** START Records **

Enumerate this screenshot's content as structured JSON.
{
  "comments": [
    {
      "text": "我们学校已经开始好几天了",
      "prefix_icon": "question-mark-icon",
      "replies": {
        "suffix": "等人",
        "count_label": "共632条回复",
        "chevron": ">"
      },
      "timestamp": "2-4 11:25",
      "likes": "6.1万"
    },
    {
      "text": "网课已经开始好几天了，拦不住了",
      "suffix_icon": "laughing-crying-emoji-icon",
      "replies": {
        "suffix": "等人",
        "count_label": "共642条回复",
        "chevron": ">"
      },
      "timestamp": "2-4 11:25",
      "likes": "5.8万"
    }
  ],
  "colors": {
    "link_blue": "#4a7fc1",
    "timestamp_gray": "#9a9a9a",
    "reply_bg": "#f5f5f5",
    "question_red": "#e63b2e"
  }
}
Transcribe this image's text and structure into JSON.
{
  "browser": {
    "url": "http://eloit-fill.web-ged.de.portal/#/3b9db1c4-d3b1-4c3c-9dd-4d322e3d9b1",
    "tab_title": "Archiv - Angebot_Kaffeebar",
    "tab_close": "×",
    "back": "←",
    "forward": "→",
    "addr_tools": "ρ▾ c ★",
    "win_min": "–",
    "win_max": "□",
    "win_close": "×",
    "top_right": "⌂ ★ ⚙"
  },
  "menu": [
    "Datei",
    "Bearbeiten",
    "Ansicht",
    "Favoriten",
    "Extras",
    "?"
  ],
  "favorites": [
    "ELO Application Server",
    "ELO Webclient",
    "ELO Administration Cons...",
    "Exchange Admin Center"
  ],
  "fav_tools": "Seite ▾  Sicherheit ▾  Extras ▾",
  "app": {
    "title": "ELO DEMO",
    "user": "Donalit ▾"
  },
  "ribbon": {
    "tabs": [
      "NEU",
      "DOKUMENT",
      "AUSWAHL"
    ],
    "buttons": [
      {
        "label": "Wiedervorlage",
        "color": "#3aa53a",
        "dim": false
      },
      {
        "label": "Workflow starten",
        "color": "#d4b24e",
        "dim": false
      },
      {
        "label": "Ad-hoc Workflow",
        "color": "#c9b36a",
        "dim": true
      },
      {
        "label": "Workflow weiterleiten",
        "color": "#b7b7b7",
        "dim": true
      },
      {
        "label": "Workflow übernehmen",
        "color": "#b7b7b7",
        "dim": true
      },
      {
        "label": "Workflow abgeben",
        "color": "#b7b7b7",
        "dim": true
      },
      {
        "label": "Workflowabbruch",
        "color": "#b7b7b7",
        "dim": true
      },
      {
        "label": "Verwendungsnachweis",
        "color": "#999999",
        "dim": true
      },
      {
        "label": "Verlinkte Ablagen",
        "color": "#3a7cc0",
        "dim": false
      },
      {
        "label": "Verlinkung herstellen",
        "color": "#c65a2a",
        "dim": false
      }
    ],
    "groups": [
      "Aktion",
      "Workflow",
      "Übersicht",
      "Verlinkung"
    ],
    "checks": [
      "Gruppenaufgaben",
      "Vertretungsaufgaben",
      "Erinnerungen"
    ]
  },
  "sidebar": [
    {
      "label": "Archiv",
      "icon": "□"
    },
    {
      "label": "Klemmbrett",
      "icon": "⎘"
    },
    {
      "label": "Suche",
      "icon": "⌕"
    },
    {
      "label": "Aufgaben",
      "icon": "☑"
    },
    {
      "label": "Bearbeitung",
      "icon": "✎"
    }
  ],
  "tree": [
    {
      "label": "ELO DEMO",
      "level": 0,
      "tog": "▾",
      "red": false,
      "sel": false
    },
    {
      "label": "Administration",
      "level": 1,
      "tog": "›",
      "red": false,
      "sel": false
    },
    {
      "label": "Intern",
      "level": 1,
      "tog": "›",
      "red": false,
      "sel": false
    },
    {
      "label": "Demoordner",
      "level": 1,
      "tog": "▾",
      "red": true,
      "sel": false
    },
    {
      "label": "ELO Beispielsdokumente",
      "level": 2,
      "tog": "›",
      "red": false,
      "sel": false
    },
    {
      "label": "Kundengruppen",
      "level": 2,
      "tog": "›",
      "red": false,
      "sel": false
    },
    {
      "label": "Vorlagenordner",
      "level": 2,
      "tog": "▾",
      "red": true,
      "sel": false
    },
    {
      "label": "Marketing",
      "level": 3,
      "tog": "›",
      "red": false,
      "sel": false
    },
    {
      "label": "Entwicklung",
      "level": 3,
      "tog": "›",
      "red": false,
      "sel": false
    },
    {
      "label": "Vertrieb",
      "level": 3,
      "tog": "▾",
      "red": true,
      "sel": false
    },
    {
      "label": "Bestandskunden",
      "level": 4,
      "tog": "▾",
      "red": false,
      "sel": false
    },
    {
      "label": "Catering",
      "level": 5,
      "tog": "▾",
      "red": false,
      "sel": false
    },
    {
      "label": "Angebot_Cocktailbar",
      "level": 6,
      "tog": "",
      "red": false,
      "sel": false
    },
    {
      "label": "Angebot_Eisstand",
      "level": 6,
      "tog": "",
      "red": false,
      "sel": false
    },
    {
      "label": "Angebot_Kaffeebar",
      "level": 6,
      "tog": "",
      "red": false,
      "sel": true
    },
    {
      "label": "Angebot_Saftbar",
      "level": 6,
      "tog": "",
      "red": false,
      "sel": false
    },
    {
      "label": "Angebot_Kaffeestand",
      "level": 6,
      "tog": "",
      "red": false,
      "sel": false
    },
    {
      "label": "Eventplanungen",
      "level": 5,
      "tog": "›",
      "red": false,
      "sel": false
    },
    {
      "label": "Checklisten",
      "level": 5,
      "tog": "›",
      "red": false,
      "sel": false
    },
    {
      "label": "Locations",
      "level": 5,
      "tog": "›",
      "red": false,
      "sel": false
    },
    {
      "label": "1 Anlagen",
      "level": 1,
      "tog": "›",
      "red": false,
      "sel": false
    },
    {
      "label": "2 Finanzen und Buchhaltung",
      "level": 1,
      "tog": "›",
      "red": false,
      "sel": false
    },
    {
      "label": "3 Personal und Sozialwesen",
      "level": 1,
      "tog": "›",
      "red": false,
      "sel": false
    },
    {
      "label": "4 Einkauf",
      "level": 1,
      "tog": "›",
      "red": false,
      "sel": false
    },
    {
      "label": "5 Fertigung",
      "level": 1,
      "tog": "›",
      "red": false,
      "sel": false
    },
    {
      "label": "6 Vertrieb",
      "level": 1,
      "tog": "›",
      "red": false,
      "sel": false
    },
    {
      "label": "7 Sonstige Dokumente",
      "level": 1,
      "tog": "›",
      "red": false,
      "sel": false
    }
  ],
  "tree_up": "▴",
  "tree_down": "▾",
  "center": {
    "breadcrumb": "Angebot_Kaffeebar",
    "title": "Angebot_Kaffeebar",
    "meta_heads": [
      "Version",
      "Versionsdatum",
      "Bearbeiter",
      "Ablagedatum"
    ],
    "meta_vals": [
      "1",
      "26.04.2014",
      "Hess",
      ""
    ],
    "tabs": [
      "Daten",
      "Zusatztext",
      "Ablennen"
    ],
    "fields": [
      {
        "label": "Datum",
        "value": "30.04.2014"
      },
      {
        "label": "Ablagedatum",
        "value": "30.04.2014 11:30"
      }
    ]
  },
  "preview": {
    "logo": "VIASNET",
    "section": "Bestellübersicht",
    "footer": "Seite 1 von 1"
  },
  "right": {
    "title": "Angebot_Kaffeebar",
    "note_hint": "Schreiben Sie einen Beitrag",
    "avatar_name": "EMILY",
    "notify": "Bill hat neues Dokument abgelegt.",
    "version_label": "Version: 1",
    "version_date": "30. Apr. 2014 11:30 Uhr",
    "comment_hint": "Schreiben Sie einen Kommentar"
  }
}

** END Records **

• Goal:
Retype every entry above, word for word.

• Exercise output:
Enumerate this screenshot's content as structured JSON.
{
  "comments": [
    {
      "text": "我们学校已经开始好几天了",
      "prefix_icon": "question-mark-icon",
      "replies": {
        "suffix": "等人",
        "count_label": "共632条回复",
        "chevron": ">"
      },
      "timestamp": "2-4 11:25",
      "likes": "6.1万"
    },
    {
      "text": "网课已经开始好几天了，拦不住了",
      "suffix_icon": "laughing-crying-emoji-icon",
      "replies": {
        "suffix": "等人",
        "count_label": "共642条回复",
        "chevron": ">"
      },
      "timestamp": "2-4 11:25",
      "likes": "5.8万"
    }
  ],
  "colors": {
    "link_blue": "#4a7fc1",
    "timestamp_gray": "#9a9a9a",
    "reply_bg": "#f5f5f5",
    "question_red": "#e63b2e"
  }
}
Transcribe this image's text and structure into JSON.
{
  "browser": {
    "url": "http://eloit-fill.web-ged.de.portal/#/3b9db1c4-d3b1-4c3c-9dd-4d322e3d9b1",
    "tab_title": "Archiv - Angebot_Kaffeebar",
    "tab_close": "×",
    "back": "←",
    "forward": "→",
    "addr_tools": "ρ▾ c ★",
    "win_min": "–",
    "win_max": "□",
    "win_close": "×",
    "top_right": "⌂ ★ ⚙"
  },
  "menu": [
    "Datei",
    "Bearbeiten",
    "Ansicht",
    "Favoriten",
    "Extras",
    "?"
  ],
  "favorites": [
    "ELO Application Server",
    "ELO Webclient",
    "ELO Administration Cons...",
    "Exchange Admin Center"
  ],
  "fav_tools": "Seite ▾  Sicherheit ▾  Extras ▾",
  "app": {
    "title": "ELO DEMO",
    "user": "Donalit ▾"
  },
  "ribbon": {
    "tabs": [
      "NEU",
      "DOKUMENT",
      "AUSWAHL"
    ],
    "buttons": [
      {
        "label": "Wiedervorlage",
        "color": "#3aa53a",
        "dim": false
      },
      {
        "label": "Workflow starten",
        "color": "#d4b24e",
        "dim": false
      },
      {
        "label": "Ad-hoc Workflow",
        "color": "#c9b36a",
        "dim": true
      },
      {
        "label": "Workflow weiterleiten",
        "color": "#b7b7b7",
        "dim": true
      },
      {
        "label": "Workflow übernehmen",
        "color": "#b7b7b7",
        "dim": true
      },
      {
        "label": "Workflow abgeben",
        "color": "#b7b7b7",
        "dim": true
      },
      {
        "label": "Workflowabbruch",
        "color": "#b7b7b7",
        "dim": true
      },
      {
        "label": "Verwendungsnachweis",
        "color": "#999999",
        "dim": true
      },
      {
        "label": "Verlinkte Ablagen",
        "color": "#3a7cc0",
        "dim": false
      },
      {
        "label": "Verlinkung herstellen",
        "color": "#c65a2a",
        "dim": false
      }
    ],
    "groups": [
      "Aktion",
      "Workflow",
      "Übersicht",
      "Verlinkung"
    ],
    "checks": [
      "Gruppenaufgaben",
      "Vertretungsaufgaben",
      "Erinnerungen"
    ]
  },
  "sidebar": [
    {
      "label": "Archiv",
      "icon": "□"
    },
    {
      "label": "Klemmbrett",
      "icon": "⎘"
    },
    {
      "label": "Suche",
      "icon": "⌕"
    },
    {
      "label": "Aufgaben",
      "icon": "☑"
    },
    {
      "label": "Bearbeitung",
      "icon": "✎"
    }
  ],
  "tree": [
    {
      "label": "ELO DEMO",
      "level": 0,
      "tog": "▾",
      "red": false,
      "sel": false
    },
    {
      "label": "Administration",
      "level": 1,
      "tog": "›",
      "red": false,
      "sel": false
    },
    {
      "label": "Intern",
      "level": 1,
      "tog": "›",
      "red": false,
      "sel": false
    },
    {
      "label": "Demoordner",
      "level": 1,
      "tog": "▾",
      "red": true,
      "sel": false
    },
    {
      "label": "ELO Beispielsdokumente",
      "level": 2,
      "tog": "›",
      "red": false,
      "sel": false
    },
    {
      "label": "Kundengruppen",
      "level": 2,
      "tog": "›",
      "red": false,
      "sel": false
    },
    {
      "label": "Vorlagenordner",
      "level": 2,
      "tog": "▾",
      "red": true,
      "sel": false
    },
    {
      "label": "Marketing",
      "level": 3,
      "tog": "›",
      "red": false,
      "sel": false
    },
    {
      "label": "Entwicklung",
      "level": 3,
      "tog": "›",
      "red": false,
      "sel": false
    },
    {
      "label": "Vertrieb",
      "level": 3,
      "tog": "▾",
      "red": true,
      "sel": false
    },
    {
      "label": "Bestandskunden",
      "level": 4,
      "tog": "▾",
      "red": false,
      "sel": false
    },
    {
      "label": "Catering",
      "level": 5,
      "tog": "▾",
      "red": false,
      "sel": false
    },
    {
      "label": "Angebot_Cocktailbar",
      "level": 6,
      "tog": "",
      "red": false,
      "sel": false
    },
    {
      "label": "Angebot_Eisstand",
      "level": 6,
      "tog": "",
      "red": false,
      "sel": false
    },
    {
      "label": "Angebot_Kaffeebar",
      "level": 6,
      "tog": "",
      "red": false,
      "sel": true
    },
    {
      "label": "Angebot_Saftbar",
      "level": 6,
      "tog": "",
      "red": false,
      "sel": false
    },
    {
      "label": "Angebot_Kaffeestand",
      "level": 6,
      "tog": "",
      "red": false,
      "sel": false
    },
    {
      "label": "Eventplanungen",
      "level": 5,
      "tog": "›",
      "red": false,
      "sel": false
    },
    {
      "label": "Checklisten",
      "level": 5,
      "tog": "›",
      "red": false,
      "sel": false
    },
    {
      "label": "Locations",
      "level": 5,
      "tog": "›",
      "red": false,
      "sel": false
    },
    {
      "label": "1 Anlagen",
      "level": 1,
      "tog": "›",
      "red": false,
      "sel": false
    },
    {
      "label": "2 Finanzen und Buchhaltung",
      "level": 1,
      "tog": "›",
      "red": false,
      "sel": false
    },
    {
      "label": "3 Personal und Sozialwesen",
      "level": 1,
      "tog": "›",
      "red": false,
      "sel": false
    },
    {
      "label": "4 Einkauf",
      "level": 1,
      "tog": "›",
      "red": false,
      "sel": false
    },
    {
      "label": "5 Fertigung",
      "level": 1,
      "tog": "›",
      "red": false,
      "sel": false
    },
    {
      "label": "6 Vertrieb",
      "level": 1,
      "tog": "›",
      "red": false,
      "sel": false
    },
    {
      "label": "7 Sonstige Dokumente",
      "level": 1,
      "tog": "›",
      "red": false,
      "sel": false
    }
  ],
  "tree_up": "▴",
  "tree_down": "▾",
  "center": {
    "breadcrumb": "Angebot_Kaffeebar",
    "title": "Angebot_Kaffeebar",
    "meta_heads": [
      "Version",
      "Versionsdatum",
      "Bearbeiter",
      "Ablagedatum"
    ],
    "meta_vals": [
      "1",
      "26.04.2014",
      "Hess",
      ""
    ],
    "tabs": [
      "Daten",
      "Zusatztext",
      "Ablennen"
    ],
    "fields": [
      {
        "label": "Datum",
        "value": "30.04.2014"
      },
      {
        "label": "Ablagedatum",
        "value": "30.04.2014 11:30"
      }
    ]
  },
  "preview": {
    "logo": "VIASNET",
    "section": "Bestellübersicht",
    "footer": "Seite 1 von 1"
  },
  "right": {
    "title": "Angebot_Kaffeebar",
    "note_hint": "Schreiben Sie einen Beitrag",
    "avatar_name": "EMILY",
    "notify": "Bill hat neues Dokument abgelegt.",
    "version_label": "Version: 1",
    "version_date": "30. Apr. 2014 11:30 Uhr",
    "comment_hint": "Schreiben Sie einen Kommentar"
  }
}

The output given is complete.